* RECORDS SHOWN
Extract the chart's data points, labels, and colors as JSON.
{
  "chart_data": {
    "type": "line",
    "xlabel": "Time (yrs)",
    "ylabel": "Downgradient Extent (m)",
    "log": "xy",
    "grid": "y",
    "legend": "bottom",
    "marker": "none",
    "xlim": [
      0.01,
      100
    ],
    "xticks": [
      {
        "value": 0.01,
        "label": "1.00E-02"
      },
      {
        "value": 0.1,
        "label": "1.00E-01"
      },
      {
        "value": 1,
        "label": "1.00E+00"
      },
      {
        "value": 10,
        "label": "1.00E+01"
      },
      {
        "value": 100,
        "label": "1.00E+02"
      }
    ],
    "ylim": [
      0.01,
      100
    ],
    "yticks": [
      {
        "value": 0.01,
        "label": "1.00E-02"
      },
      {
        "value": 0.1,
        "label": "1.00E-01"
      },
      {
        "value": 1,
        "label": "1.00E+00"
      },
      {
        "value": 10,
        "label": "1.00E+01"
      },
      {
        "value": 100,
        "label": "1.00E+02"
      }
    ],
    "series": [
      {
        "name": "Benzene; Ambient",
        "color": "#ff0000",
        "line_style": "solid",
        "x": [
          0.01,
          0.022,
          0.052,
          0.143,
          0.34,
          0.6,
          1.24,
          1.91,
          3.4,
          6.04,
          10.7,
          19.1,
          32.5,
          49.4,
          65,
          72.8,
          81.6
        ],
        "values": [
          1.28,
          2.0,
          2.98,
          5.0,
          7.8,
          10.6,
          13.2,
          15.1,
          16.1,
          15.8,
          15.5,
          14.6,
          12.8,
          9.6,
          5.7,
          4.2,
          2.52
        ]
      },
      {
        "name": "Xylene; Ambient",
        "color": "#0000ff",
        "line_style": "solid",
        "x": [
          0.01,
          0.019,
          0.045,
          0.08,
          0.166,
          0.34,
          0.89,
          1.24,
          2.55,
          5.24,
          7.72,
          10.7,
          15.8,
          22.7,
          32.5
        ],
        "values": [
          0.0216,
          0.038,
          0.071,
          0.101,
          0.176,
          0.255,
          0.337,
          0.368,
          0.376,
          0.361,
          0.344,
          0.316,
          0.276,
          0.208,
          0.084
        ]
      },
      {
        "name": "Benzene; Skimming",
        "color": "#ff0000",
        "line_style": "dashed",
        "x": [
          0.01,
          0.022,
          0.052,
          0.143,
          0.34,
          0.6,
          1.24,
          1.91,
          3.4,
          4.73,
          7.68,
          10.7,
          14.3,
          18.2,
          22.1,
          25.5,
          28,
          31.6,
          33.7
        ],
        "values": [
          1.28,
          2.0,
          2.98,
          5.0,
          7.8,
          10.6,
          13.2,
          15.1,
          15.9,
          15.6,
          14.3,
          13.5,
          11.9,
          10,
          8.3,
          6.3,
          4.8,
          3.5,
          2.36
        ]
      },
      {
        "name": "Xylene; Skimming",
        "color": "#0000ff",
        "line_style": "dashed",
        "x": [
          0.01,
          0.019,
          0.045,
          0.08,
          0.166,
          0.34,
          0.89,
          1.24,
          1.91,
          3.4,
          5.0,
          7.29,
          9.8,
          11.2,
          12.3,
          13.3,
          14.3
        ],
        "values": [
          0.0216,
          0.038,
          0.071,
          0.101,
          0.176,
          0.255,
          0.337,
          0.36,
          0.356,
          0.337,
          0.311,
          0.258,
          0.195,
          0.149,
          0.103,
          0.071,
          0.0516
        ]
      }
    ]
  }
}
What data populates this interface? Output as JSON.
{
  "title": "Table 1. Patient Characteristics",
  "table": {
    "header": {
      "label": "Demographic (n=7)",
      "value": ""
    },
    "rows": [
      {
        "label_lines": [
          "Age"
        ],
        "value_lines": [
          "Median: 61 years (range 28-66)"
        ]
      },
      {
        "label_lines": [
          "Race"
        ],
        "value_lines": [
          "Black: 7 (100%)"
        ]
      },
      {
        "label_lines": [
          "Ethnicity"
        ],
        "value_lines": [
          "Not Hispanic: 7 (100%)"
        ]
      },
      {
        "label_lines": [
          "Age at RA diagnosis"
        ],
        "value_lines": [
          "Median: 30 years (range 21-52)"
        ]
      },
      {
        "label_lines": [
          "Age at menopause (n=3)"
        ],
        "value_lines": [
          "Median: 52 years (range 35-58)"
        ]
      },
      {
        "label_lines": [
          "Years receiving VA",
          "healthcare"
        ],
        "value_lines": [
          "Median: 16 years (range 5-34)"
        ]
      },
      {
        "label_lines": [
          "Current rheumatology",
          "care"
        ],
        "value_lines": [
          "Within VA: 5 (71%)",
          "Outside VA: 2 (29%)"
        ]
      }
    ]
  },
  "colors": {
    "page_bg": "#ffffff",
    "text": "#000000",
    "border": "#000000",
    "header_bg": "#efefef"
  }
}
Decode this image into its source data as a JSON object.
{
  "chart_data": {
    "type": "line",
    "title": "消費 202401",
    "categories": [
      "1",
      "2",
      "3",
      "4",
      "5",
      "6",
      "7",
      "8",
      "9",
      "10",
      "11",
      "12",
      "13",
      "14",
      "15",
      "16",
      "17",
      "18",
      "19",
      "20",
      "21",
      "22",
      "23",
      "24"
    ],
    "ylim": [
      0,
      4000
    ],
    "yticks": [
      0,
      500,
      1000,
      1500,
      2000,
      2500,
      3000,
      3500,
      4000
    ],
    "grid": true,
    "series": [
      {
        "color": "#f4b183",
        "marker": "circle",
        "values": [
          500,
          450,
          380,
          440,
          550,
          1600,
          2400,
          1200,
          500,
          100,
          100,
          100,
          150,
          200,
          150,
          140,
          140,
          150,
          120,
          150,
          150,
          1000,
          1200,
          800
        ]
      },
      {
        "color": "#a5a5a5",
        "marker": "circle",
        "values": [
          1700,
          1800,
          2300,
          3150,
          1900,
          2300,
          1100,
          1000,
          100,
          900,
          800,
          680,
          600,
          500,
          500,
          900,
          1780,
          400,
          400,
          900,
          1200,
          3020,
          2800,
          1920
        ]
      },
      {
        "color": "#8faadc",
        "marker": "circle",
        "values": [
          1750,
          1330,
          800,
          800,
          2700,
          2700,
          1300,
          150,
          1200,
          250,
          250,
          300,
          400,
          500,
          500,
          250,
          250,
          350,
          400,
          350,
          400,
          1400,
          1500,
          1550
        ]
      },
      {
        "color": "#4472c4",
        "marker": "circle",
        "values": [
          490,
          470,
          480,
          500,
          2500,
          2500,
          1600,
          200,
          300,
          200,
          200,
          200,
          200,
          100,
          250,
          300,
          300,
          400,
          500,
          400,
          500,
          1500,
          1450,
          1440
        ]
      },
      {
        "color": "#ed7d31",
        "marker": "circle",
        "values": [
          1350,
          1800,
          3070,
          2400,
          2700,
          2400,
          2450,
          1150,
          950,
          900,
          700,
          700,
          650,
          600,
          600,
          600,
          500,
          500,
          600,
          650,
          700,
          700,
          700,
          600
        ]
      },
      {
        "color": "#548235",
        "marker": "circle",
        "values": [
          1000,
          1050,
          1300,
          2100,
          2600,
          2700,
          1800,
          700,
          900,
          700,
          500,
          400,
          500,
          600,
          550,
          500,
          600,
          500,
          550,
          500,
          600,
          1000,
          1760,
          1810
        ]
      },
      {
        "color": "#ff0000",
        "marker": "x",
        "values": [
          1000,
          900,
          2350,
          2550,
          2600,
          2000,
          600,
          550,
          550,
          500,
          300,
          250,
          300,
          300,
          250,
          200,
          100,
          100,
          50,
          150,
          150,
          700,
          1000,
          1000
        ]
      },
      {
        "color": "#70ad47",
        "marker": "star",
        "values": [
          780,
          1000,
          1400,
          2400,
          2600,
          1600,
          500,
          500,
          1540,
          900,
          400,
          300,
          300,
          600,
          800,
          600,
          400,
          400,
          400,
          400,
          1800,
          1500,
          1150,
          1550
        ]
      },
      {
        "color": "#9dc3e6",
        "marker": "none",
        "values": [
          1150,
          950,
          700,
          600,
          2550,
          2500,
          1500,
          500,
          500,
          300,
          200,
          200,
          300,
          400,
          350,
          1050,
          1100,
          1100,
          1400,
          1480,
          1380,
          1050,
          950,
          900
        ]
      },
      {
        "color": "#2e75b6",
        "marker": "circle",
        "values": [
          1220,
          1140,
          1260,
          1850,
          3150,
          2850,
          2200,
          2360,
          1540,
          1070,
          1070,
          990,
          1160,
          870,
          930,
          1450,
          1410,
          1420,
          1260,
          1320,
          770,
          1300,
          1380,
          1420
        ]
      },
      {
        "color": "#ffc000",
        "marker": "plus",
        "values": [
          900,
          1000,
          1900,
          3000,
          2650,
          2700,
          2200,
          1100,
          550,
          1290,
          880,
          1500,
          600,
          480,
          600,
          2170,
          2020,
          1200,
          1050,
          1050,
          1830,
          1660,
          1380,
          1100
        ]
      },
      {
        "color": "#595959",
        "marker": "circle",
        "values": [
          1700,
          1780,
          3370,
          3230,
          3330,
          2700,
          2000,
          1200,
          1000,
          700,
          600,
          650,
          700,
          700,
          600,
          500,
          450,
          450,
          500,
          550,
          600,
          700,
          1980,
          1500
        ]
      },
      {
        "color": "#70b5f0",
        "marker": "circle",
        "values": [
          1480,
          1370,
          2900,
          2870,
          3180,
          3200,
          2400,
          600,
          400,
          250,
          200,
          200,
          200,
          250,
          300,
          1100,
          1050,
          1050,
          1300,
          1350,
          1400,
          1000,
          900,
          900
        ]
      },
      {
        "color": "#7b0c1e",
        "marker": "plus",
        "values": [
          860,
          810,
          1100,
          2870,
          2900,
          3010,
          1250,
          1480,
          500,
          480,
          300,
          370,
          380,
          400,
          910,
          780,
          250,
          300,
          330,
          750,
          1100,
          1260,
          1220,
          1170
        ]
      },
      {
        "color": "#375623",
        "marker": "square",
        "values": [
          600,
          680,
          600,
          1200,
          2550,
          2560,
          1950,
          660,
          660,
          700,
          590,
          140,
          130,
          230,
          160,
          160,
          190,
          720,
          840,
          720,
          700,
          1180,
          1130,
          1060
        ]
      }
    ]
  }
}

* CHALLENGE
State how many lines of the listing hold the string "Benzene"; reply with the number and nothing else.

* RESPONSE
2